• **Extrait à lire**:
==========
Chantez - moi de vos nuits les songes palpitants,
et soulevez un peu le froid manteau du temps.
5 C'est l' hiver, c' est l' absence, et puis, toujours une âme
au souffle de l' orage éparpillant sa flamme.
Etendez votre main entre elle et l' ouragan.
Vous ! Dont la lampe est haute et calme sous l'autan,
vous ! Dont l'âme relève une voix qui soupire,
10 envoyez-moi votre âme afin que je respire !
Versez un peu d'eau pure à mon sort altéré,
vous ! Qui tenez du ciel ce don frais et sacré.
Comme une fleur sauvage a soif de l'aube humide,
14 . mon souffle est altéré de ce trésor limpide...
Une fausse « conversation » nocturne
L’instance lyrique romantique va demander[8] à « sa sœur » poète, de rendre compte, poétiquement, de ses rêves : « Chantez-moi de vos nuits les songes[9] palpitants » (vers 3). Elle rompt le silence et nous introduit brusquement grâce à une scénographie théâtrale - quand le rideau s’ouvre sur un conflit qui enfin éclate -, dans un espace situé entre sommeil et veille, nuit et jour, là où vont se rejoindre l’inarticulé de l’ombre chaotique et le chant clair de la parole poétique.
==========
• **Tâches à réaliser**:
a – D'après l'extrait, à qui l'instance lyrique demande-t-elle de rendre compte de ses rêves ?
b – Pour chacune de ces affirmations, dites si elle s'accorde avec l'extrait en citant les mots décisifs : (i) l'instance lyrique demande à sa sœur poète de raconter ses rêves en prose ; (ii) le poème dit que le souffle est altéré d'un trésor limpide ; (iii) la lampe est décrite comme basse et vacillante.
c – Reprenez l'extrait sur la fausse conversation nocturne juste après sa dernière phrase.
La liste qui suit n'a aucun lien avec l'extrait.

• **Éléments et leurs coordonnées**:
==========
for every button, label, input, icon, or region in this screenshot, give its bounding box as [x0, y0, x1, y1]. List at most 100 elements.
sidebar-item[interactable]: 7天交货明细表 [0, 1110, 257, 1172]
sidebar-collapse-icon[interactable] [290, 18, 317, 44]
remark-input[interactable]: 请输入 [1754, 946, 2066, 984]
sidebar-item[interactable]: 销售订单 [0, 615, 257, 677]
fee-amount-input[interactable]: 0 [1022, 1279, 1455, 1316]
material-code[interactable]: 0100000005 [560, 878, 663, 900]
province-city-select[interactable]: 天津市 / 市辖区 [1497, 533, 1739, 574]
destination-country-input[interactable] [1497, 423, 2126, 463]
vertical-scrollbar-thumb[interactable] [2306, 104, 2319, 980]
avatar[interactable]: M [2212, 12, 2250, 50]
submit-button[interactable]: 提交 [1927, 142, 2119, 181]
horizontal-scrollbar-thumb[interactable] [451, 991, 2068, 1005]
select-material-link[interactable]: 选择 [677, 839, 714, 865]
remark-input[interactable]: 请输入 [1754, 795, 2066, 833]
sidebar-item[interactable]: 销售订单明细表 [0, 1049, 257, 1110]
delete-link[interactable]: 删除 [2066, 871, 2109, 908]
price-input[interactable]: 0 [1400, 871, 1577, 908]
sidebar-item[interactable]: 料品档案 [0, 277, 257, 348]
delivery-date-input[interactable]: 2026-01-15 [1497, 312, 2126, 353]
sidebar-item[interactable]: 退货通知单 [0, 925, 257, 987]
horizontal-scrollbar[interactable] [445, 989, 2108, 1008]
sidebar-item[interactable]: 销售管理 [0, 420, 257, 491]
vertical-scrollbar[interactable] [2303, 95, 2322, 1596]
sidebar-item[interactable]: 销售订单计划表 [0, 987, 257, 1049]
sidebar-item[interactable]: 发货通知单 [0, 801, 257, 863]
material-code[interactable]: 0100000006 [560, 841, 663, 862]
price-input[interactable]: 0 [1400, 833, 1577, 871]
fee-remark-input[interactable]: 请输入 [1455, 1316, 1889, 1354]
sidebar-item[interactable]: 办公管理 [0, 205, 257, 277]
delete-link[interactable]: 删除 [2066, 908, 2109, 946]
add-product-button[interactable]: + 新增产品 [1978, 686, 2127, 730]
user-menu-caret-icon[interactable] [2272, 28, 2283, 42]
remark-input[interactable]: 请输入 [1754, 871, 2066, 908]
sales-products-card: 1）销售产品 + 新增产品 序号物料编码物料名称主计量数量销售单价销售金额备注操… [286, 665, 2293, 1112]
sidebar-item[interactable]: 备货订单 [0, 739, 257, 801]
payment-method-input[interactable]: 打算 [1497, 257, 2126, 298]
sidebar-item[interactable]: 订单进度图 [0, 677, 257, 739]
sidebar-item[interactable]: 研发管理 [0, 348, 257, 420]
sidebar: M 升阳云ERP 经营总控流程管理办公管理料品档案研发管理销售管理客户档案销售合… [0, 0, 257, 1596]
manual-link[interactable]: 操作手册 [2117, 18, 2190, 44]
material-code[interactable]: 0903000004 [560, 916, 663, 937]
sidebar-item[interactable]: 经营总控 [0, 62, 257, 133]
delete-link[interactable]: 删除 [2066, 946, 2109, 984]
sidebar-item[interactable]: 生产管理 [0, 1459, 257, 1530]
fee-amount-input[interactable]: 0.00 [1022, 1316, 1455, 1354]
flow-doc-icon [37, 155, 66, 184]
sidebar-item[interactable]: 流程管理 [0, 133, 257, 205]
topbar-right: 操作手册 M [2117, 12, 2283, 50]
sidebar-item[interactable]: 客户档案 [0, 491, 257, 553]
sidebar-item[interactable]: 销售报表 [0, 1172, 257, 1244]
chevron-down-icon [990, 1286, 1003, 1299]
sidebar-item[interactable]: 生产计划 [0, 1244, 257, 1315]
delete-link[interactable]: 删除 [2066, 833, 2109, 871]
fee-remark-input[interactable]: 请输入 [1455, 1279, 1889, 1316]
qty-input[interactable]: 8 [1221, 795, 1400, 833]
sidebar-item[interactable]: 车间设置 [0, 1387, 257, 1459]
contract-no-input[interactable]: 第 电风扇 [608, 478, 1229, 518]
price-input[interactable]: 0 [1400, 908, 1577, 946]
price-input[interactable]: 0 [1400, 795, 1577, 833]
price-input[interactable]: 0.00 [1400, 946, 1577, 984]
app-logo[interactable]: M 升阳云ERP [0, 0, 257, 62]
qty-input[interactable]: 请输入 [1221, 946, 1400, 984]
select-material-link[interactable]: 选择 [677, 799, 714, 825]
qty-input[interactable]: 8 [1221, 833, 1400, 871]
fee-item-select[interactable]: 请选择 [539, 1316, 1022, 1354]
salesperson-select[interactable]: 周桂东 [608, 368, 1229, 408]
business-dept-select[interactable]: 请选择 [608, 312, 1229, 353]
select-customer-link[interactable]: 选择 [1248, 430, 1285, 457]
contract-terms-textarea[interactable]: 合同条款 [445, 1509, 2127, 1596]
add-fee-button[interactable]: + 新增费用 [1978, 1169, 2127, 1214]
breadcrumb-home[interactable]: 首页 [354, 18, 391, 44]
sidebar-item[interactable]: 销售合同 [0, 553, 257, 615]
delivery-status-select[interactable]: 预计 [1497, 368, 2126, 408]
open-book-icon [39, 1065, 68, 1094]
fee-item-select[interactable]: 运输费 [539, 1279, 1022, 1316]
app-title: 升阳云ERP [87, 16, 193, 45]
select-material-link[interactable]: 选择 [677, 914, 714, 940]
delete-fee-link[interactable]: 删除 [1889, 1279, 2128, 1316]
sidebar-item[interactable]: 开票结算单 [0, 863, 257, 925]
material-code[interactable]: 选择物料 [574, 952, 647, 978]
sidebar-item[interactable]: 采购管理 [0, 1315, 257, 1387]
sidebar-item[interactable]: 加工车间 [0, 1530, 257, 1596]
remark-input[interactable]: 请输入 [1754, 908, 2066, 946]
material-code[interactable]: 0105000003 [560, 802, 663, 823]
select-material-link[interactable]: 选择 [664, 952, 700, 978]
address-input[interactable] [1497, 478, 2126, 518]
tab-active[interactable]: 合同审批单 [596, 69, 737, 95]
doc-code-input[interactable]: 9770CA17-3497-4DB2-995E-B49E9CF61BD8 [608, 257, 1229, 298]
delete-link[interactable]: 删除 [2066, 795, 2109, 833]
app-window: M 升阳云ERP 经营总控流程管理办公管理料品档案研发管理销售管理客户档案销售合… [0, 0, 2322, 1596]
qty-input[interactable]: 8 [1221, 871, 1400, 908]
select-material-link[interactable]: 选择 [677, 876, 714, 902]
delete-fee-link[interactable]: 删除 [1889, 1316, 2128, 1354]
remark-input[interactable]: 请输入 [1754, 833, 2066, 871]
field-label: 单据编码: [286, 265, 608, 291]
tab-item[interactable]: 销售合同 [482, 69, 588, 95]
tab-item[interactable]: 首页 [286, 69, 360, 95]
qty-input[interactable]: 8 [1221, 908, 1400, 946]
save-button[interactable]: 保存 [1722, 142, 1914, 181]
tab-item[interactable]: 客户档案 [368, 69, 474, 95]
==========
• **Réponses aux tâches**:
a – À « sa sœur » poète.

b –
(i) Non : « de rendre compte, poétiquement, de ses rêves ».
(ii) Oui : « mon souffle est altéré de ce trésor limpide ».
(iii) Non : « Dont la lampe est haute et calme sous l'autan ».

c –
On peut imaginer la scène et ses didascalies : C’est la nuit. Amable est allongée sur un sofa, non loin de Marceline qui veille et dont l’attitude trahit l’impatience...
« Si vous ne dormez pas, jetez-moi vos paroles (…) » … : Appel direct, dont le ton est vif.
MD est éveillée. Elle souffre et débute une sorte de supplication, un « quasi-dialogue » [10]. AT, elle, devrait être en train de dormir. Elle se trouve dans cette fragile frontière entre la vie et la mort, ce néant d’où l’on peut revenir ; parce que dormir, ce n’est que suspendre sa vie, voyager dans l’univers nocturne, métaphore du monde de l’invisible que le poète, en éveil, révèle par son chant.[11]
La proposition subordonnée de condition qui ouvre ex abrupto le poème, met Amable dans une position de pythie[12] un peu discréditée et sommée de parler. A l’hémistiche du même vers l’impératif « jetez-moi » crée une certaine violence et peut-être une irrévérence malicieuse, avec le rejet, « ma sœur », au vers 2[13].
L’emploi de nombreux impératifs (six) désigne une tension entre une volonté de la poète et la réalité. Il sera suivi de cinq autres impératifs, qui rapprochés marquent l’exacerbation. Ce mode fait entendre ensemble les deux protagonistes : l’une passive, - puisqu’Amable n’existera que dans les propos subjectifs de Marceline - et l’autre qui l’admoneste et la provoque, essayant de la contraindre à l’action, au mouvement.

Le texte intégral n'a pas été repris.